◆ **Information supplied**
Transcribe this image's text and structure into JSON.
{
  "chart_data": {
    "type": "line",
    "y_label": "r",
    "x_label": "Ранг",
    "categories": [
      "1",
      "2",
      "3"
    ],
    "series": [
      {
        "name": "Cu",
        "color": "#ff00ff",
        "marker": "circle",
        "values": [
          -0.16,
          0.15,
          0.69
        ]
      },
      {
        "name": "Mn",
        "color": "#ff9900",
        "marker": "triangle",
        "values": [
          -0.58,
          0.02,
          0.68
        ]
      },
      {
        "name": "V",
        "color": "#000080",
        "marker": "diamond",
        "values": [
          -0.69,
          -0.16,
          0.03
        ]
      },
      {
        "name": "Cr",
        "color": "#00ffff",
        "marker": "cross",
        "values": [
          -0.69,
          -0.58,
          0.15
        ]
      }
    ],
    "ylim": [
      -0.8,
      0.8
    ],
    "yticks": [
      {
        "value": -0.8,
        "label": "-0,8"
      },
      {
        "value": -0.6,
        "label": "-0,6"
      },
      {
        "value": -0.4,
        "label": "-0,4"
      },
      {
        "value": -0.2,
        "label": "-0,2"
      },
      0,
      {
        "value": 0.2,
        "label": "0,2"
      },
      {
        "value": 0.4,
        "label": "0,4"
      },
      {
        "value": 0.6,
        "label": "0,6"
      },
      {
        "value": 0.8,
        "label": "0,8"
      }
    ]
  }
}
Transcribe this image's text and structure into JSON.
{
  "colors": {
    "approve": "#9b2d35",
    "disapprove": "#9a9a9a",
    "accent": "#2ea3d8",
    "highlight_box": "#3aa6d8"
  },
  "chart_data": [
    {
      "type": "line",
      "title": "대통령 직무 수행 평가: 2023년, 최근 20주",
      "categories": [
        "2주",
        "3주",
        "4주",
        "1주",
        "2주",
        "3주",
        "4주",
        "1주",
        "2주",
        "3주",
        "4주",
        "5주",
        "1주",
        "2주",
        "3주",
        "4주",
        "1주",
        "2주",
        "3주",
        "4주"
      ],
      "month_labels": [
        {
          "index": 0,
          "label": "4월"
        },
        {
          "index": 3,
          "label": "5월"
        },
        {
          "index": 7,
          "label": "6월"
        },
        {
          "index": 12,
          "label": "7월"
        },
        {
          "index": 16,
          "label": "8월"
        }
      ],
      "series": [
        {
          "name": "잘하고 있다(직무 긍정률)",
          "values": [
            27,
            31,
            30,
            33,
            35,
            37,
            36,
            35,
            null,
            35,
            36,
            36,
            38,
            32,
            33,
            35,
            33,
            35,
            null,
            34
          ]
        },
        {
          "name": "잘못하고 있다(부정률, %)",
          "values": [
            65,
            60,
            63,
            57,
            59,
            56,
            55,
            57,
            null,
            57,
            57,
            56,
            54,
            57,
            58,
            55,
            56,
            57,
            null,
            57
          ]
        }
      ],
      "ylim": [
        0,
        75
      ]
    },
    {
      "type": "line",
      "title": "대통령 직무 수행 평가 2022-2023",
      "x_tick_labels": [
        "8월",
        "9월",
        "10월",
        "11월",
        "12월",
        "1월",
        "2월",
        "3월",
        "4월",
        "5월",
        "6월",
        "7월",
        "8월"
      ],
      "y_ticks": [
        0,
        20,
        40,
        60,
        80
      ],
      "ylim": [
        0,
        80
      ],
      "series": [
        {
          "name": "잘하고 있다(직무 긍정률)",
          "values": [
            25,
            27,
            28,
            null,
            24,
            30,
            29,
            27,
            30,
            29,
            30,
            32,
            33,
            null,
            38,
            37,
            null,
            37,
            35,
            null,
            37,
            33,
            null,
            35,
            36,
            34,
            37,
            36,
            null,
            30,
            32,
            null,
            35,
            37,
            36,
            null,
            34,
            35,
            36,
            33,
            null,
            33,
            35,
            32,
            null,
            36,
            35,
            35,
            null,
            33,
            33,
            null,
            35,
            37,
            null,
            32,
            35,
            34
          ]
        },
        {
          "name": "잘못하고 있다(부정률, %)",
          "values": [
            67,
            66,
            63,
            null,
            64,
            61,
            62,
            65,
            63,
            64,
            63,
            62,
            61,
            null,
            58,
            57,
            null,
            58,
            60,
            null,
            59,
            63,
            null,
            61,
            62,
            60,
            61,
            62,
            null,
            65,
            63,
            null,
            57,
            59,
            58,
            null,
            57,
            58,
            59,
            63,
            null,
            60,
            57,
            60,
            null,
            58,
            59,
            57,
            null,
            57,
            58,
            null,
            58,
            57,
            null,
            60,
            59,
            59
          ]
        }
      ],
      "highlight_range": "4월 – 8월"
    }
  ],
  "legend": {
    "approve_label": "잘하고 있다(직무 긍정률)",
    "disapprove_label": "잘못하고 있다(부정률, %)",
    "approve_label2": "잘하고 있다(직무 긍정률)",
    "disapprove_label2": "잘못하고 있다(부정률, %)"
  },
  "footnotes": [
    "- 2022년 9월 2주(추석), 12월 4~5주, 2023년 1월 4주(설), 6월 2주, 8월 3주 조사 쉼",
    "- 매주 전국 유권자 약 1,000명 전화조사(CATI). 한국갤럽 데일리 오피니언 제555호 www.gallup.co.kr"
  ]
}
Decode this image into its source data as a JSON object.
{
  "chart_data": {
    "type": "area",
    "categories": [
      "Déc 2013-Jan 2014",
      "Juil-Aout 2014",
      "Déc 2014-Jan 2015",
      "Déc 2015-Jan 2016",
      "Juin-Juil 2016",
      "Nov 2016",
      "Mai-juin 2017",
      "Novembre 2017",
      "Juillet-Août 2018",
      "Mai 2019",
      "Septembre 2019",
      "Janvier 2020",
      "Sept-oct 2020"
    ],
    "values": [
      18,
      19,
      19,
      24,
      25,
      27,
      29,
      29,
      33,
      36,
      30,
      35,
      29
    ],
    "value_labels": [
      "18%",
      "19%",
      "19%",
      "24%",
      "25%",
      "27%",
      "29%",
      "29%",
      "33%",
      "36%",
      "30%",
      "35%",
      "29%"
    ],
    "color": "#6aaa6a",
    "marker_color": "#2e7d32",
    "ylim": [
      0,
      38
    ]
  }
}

◆ **Task brief**
Reproduce each line of the material containing the word "잘못하고".

◆ **Completed task**
          "name": "잘못하고 있다(부정률, %)",
          "name": "잘못하고 있다(부정률, %)",
    "disapprove_label": "잘못하고 있다(부정률, %)",
    "disapprove_label2": "잘못하고 있다(부정률, %)"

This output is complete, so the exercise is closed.